Stored entries

##############################

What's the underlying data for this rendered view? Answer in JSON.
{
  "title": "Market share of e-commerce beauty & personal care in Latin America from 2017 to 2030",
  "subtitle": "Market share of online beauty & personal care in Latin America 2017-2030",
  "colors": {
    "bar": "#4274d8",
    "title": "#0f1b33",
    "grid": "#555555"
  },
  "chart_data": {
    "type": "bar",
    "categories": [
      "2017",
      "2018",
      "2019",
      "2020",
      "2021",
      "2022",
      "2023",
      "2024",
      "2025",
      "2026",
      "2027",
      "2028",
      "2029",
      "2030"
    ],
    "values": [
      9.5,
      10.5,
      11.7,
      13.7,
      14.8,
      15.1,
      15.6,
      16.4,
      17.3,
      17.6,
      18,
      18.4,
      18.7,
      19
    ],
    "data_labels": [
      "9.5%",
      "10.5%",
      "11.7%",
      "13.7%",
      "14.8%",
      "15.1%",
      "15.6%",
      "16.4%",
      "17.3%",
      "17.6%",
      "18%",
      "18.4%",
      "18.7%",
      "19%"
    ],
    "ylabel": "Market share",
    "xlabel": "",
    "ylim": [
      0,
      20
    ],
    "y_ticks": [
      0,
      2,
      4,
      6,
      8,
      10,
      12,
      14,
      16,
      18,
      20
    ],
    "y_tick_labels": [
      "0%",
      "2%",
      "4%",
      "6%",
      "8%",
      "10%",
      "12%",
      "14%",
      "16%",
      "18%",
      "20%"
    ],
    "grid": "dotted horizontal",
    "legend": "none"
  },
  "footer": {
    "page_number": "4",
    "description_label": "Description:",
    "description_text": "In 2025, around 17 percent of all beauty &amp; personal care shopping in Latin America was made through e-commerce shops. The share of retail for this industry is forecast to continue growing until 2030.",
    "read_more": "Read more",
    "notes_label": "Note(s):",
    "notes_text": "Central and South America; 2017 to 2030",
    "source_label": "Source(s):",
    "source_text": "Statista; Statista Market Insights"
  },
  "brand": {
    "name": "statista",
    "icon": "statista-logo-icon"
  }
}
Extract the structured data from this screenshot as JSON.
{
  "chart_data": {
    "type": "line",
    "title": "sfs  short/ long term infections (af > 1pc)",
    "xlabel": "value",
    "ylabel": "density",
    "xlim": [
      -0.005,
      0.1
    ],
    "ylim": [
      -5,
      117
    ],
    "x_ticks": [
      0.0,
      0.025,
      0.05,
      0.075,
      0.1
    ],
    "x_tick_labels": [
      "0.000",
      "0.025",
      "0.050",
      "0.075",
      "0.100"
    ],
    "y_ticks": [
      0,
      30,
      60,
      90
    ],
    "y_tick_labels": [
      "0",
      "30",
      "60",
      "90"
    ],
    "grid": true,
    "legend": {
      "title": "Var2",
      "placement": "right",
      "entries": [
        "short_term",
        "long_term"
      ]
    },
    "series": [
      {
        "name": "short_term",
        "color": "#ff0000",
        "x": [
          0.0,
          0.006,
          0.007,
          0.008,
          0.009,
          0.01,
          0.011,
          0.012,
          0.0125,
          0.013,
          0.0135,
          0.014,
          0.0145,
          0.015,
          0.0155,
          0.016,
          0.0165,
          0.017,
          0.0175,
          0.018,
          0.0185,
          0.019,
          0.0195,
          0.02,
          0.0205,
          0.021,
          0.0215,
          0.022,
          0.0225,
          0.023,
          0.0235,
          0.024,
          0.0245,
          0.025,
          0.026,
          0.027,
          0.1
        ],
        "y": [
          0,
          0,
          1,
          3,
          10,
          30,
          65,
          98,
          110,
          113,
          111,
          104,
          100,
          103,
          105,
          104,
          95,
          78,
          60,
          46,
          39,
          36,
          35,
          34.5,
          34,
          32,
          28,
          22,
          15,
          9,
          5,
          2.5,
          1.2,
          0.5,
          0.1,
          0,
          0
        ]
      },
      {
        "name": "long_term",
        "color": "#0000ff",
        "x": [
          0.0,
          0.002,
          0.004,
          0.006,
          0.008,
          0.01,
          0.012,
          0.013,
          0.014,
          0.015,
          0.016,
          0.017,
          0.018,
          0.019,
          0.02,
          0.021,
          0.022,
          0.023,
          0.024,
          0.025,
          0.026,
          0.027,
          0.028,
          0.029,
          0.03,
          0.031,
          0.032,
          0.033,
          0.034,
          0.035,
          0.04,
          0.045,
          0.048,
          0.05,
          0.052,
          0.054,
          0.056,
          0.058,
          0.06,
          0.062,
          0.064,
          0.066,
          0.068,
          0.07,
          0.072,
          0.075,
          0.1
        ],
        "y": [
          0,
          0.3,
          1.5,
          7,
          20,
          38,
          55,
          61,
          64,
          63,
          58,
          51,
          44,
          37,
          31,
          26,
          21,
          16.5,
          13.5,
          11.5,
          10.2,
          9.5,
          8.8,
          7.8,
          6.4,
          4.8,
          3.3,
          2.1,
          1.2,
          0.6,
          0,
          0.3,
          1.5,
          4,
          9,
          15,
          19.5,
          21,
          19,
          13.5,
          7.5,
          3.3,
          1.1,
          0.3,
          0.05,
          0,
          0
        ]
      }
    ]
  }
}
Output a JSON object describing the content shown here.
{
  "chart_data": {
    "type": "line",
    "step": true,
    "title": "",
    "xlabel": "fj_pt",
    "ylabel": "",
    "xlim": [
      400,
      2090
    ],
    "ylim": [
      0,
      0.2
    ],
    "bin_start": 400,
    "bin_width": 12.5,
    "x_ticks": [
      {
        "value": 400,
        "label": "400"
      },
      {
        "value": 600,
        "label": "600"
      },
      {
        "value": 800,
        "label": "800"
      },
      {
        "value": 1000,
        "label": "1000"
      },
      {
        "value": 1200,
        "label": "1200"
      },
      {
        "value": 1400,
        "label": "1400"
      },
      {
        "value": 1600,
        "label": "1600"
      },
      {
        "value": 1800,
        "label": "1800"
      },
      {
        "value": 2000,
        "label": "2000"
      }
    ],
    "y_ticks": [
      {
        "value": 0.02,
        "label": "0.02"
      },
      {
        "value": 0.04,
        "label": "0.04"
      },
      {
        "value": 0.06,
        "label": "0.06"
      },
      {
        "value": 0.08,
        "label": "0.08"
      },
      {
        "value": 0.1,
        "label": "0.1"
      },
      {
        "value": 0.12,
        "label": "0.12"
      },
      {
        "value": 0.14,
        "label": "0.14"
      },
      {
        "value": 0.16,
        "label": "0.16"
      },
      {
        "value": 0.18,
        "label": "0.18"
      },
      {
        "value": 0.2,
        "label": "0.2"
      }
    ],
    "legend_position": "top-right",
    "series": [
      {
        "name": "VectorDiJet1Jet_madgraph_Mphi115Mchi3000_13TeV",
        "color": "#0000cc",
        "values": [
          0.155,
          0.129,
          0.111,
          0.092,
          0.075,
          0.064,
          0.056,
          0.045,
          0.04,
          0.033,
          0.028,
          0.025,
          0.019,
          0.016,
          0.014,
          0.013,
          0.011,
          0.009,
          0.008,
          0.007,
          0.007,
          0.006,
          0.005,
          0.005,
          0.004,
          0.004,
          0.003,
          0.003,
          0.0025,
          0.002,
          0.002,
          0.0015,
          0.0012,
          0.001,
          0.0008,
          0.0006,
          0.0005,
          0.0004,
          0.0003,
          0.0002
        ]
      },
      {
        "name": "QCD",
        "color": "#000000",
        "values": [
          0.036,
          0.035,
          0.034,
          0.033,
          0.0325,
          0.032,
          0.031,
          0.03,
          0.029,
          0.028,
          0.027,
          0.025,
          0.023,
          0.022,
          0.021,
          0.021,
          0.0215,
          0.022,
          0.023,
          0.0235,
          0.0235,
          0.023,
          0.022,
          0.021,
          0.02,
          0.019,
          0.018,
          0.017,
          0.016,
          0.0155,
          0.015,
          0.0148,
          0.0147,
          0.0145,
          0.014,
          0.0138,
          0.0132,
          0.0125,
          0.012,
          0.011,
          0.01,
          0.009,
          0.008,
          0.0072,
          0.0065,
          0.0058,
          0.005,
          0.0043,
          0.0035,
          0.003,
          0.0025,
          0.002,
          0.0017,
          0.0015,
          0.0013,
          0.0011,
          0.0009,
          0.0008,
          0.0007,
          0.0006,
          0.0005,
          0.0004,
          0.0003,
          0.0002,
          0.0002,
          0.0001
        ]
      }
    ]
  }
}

##############################

** THE EXERCISE **
Above are the records. Identify each line that contains the word "beauty".

** EXPECTED OUTPUT **
  "title": "Market share of e-commerce beauty & personal care in Latin America from 2017 to 2030",
  "subtitle": "Market share of online beauty & personal care in Latin America 2017-2030",
    "description_text": "In 2025, around 17 percent of all beauty &amp; personal care shopping in Latin America was made through e-commerce shops. The share of retail for this industry is forecast to continue growing until 2030.",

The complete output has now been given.